* [REQUEST] Every line of the material that follows must be printed again exactly.

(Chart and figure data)
::::

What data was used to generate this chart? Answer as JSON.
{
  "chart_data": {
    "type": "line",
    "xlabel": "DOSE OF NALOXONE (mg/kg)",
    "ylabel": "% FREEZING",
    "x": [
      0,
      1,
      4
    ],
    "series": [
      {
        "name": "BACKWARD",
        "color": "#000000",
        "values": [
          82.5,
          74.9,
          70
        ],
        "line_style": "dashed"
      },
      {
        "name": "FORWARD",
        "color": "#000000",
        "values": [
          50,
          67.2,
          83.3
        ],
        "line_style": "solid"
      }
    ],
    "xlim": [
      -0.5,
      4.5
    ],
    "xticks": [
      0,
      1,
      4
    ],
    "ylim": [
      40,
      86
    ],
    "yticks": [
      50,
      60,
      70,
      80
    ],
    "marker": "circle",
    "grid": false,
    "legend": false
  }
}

::::

* [IN RESPONSE]
What data was used to generate this chart? Answer as JSON.
{
  "chart_data": {
    "type": "line",
    "xlabel": "DOSE OF NALOXONE (mg/kg)",
    "ylabel": "% FREEZING",
    "x": [
      0,
      1,
      4
    ],
    "series": [
      {
        "name": "BACKWARD",
        "color": "#000000",
        "values": [
          82.5,
          74.9,
          70
        ],
        "line_style": "dashed"
      },
      {
        "name": "FORWARD",
        "color": "#000000",
        "values": [
          50,
          67.2,
          83.3
        ],
        "line_style": "solid"
      }
    ],
    "xlim": [
      -0.5,
      4.5
    ],
    "xticks": [
      0,
      1,
      4
    ],
    "ylim": [
      40,
      86
    ],
    "yticks": [
      50,
      60,
      70,
      80
    ],
    "marker": "circle",
    "grid": false,
    "legend": false
  }
}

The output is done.